* **Written problem**: Look through the material below. Copy each line that contains the string "camps".

* **Dataset extract**:
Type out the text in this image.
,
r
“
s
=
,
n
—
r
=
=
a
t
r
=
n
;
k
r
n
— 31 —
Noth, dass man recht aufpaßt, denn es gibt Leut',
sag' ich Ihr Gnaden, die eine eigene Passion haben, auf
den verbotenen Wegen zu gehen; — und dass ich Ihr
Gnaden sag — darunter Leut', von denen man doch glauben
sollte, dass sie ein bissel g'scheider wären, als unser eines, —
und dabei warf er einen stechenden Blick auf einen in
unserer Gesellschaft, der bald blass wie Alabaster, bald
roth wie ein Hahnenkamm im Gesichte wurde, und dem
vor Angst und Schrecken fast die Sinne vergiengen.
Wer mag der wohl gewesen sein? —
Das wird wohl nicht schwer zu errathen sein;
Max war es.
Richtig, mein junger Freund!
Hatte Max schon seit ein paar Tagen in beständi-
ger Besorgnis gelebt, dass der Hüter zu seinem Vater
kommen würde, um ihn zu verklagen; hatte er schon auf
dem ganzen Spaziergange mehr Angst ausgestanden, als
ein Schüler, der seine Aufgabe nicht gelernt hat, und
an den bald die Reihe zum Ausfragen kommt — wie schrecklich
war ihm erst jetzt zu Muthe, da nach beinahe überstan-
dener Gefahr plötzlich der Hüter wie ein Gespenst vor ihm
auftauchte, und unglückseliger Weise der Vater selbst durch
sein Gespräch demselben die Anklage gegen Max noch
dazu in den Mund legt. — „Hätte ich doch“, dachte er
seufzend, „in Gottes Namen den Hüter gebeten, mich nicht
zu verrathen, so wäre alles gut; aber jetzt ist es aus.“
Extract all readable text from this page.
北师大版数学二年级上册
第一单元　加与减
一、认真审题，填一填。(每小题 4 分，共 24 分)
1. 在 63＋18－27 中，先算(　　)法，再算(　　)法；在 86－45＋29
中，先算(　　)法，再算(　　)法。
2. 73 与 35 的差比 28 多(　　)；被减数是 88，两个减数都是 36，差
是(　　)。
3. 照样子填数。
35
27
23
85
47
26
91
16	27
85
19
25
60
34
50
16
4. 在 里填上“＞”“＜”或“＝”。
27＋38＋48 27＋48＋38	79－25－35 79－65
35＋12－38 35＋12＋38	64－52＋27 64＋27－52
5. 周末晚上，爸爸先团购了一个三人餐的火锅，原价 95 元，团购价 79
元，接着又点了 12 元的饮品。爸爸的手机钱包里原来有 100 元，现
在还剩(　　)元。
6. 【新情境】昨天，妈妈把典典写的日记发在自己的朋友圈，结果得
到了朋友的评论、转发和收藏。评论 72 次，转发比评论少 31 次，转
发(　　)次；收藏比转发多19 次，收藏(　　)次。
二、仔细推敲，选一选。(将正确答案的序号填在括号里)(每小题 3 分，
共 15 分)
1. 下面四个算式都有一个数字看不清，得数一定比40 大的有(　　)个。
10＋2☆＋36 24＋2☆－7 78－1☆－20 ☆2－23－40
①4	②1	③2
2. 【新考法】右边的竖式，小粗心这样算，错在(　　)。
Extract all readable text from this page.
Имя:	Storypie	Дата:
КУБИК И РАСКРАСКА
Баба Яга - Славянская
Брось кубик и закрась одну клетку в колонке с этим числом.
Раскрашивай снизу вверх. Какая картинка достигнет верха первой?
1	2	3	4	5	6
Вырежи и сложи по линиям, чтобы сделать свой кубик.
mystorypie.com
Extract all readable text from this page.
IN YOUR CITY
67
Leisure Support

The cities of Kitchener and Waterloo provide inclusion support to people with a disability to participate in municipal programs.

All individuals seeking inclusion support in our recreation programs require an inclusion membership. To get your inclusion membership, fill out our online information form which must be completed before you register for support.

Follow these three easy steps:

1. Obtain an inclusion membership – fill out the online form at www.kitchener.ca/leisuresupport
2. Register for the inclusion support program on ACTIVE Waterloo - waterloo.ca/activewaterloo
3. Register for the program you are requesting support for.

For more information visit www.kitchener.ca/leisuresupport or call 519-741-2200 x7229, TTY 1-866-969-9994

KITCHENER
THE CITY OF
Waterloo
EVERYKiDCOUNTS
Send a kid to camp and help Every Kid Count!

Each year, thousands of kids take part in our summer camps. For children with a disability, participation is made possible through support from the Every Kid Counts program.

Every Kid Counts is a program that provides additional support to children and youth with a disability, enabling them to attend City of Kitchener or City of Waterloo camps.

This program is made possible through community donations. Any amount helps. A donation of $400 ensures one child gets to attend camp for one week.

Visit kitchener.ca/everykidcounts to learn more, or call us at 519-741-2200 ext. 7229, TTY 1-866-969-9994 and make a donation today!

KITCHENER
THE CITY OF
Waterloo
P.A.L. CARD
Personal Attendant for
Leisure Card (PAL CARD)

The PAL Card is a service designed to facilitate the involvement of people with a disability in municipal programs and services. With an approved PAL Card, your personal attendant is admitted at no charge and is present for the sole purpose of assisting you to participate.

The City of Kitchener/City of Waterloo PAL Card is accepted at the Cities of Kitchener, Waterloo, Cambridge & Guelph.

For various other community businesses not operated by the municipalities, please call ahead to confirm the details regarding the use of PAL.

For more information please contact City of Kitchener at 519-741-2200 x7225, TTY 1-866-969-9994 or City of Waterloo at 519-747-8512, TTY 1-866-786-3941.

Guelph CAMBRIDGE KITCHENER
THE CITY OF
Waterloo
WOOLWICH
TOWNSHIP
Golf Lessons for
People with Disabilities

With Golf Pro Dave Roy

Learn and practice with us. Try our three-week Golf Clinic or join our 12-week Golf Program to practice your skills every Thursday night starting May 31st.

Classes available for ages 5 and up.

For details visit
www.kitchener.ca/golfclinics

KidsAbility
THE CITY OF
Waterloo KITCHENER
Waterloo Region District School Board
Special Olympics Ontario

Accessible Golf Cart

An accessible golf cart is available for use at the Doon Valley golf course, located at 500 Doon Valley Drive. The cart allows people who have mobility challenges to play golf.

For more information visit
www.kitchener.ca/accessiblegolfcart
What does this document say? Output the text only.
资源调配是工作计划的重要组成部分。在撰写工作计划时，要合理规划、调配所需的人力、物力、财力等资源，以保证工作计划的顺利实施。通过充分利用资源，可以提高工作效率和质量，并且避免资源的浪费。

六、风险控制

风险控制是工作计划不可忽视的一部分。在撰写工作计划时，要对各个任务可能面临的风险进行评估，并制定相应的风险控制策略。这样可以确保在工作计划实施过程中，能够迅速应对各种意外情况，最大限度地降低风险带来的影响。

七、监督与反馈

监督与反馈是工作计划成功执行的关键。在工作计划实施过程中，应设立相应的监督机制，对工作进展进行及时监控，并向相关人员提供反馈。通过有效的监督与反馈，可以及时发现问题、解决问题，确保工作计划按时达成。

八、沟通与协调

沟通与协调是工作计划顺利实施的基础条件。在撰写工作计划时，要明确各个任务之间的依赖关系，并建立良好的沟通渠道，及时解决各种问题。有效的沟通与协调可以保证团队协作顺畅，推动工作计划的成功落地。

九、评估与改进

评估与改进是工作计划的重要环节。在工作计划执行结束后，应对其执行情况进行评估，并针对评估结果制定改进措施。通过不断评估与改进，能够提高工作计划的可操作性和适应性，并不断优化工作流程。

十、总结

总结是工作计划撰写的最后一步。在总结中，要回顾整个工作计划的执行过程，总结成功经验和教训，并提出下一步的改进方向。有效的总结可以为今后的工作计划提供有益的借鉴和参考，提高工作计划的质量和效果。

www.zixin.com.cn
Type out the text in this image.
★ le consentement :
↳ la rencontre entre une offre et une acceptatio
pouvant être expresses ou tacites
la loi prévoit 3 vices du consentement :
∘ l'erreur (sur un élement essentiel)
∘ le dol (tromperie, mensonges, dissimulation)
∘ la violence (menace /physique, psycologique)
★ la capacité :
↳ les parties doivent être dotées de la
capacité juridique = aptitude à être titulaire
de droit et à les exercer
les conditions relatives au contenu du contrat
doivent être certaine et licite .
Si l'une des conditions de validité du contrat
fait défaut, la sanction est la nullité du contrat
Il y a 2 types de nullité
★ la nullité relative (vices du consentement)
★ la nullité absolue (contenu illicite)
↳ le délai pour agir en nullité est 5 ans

* **Reply to the task**:
Each year, thousands of kids take part in our summer camps. For children with a disability, participation is made possible through support from the Every Kid Counts program.
Every Kid Counts is a program that provides additional support to children and youth with a disability, enabling them to attend City of Kitchener or City of Waterloo camps.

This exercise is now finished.